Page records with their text

□ □ □

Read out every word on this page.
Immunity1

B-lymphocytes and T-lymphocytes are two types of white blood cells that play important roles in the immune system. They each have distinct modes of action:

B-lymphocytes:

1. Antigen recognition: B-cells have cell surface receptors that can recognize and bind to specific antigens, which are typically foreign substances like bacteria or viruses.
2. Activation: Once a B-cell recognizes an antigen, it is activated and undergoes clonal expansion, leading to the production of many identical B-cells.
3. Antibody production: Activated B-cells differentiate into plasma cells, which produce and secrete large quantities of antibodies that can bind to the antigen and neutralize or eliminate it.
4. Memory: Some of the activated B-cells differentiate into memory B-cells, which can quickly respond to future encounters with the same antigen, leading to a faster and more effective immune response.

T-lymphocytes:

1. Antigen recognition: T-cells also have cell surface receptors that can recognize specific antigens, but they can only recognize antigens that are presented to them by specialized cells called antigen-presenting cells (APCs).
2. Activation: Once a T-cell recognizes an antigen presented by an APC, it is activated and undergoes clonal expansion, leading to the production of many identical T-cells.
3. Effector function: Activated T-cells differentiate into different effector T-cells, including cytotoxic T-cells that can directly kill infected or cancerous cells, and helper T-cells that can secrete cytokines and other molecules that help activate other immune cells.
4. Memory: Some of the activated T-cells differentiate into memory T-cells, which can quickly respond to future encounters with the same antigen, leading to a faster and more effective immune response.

□ □ □

BRIEF:
Each entry above is to be transcribed without alteration.

WRITTEN REPLY:
Read out every word on this page.
Immunity1

B-lymphocytes and T-lymphocytes are two types of white blood cells that play important roles in the immune system. They each have distinct modes of action:

B-lymphocytes:

1. Antigen recognition: B-cells have cell surface receptors that can recognize and bind to specific antigens, which are typically foreign substances like bacteria or viruses.
2. Activation: Once a B-cell recognizes an antigen, it is activated and undergoes clonal expansion, leading to the production of many identical B-cells.
3. Antibody production: Activated B-cells differentiate into plasma cells, which produce and secrete large quantities of antibodies that can bind to the antigen and neutralize or eliminate it.
4. Memory: Some of the activated B-cells differentiate into memory B-cells, which can quickly respond to future encounters with the same antigen, leading to a faster and more effective immune response.

T-lymphocytes:

1. Antigen recognition: T-cells also have cell surface receptors that can recognize specific antigens, but they can only recognize antigens that are presented to them by specialized cells called antigen-presenting cells (APCs).
2. Activation: Once a T-cell recognizes an antigen presented by an APC, it is activated and undergoes clonal expansion, leading to the production of many identical T-cells.
3. Effector function: Activated T-cells differentiate into different effector T-cells, including cytotoxic T-cells that can directly kill infected or cancerous cells, and helper T-cells that can secrete cytokines and other molecules that help activate other immune cells.
4. Memory: Some of the activated T-cells differentiate into memory T-cells, which can quickly respond to future encounters with the same antigen, leading to a faster and more effective immune response.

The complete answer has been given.